┌────────
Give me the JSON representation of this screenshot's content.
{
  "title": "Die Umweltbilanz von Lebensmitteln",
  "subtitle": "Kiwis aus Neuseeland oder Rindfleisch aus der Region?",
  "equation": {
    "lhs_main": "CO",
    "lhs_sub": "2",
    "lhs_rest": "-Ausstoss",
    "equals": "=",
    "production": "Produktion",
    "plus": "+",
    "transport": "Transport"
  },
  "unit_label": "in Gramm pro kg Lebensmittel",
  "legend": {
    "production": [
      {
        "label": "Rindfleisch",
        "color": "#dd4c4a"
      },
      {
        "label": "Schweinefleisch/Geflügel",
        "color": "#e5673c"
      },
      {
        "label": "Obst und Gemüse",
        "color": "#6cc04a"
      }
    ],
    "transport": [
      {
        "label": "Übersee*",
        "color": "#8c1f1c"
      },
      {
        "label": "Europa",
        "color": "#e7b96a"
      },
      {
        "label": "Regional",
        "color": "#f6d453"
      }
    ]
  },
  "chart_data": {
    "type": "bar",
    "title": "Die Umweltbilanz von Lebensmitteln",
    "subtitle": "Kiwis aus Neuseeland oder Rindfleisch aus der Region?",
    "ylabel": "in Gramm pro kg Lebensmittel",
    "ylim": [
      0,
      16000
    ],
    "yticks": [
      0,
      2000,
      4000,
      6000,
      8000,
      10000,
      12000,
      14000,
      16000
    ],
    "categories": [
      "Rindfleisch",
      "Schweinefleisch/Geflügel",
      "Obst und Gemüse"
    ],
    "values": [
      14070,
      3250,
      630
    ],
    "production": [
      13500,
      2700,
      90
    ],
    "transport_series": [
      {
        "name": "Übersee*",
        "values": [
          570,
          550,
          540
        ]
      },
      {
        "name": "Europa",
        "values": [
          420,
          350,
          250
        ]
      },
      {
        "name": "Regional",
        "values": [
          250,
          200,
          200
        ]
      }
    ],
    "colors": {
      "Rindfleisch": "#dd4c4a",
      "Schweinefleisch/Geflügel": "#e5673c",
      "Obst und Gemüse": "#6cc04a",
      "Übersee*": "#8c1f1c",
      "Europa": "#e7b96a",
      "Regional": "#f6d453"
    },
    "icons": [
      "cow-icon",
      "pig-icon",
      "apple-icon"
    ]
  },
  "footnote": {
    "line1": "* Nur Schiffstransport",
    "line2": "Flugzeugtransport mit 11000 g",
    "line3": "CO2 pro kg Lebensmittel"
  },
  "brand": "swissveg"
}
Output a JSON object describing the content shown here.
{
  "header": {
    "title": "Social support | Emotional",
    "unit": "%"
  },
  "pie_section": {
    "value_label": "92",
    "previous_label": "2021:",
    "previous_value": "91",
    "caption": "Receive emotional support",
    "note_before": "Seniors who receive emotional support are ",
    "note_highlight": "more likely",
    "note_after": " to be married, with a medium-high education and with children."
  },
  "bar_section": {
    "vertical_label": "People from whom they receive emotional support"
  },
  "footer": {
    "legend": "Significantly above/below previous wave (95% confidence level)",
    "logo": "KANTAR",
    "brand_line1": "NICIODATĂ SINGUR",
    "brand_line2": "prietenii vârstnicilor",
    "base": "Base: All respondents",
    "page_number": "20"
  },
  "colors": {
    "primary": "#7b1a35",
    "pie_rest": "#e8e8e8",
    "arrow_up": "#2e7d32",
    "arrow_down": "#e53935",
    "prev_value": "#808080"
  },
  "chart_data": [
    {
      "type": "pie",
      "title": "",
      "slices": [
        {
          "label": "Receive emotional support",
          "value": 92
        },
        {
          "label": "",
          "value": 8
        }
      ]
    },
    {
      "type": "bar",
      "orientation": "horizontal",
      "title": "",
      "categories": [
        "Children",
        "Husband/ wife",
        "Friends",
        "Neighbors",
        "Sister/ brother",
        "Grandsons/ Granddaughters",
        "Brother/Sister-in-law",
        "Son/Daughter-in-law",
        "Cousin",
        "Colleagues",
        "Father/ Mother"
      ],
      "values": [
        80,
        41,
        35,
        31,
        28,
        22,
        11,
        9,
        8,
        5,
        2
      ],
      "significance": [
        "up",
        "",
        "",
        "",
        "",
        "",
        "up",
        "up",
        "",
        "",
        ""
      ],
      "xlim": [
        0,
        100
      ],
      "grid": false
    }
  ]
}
└────────
Task directions: Where does the word "name" appear in the listing? List each line that holds it.

Problem solution:
        "name": "Übersee*",
        "name": "Europa",
        "name": "Regional",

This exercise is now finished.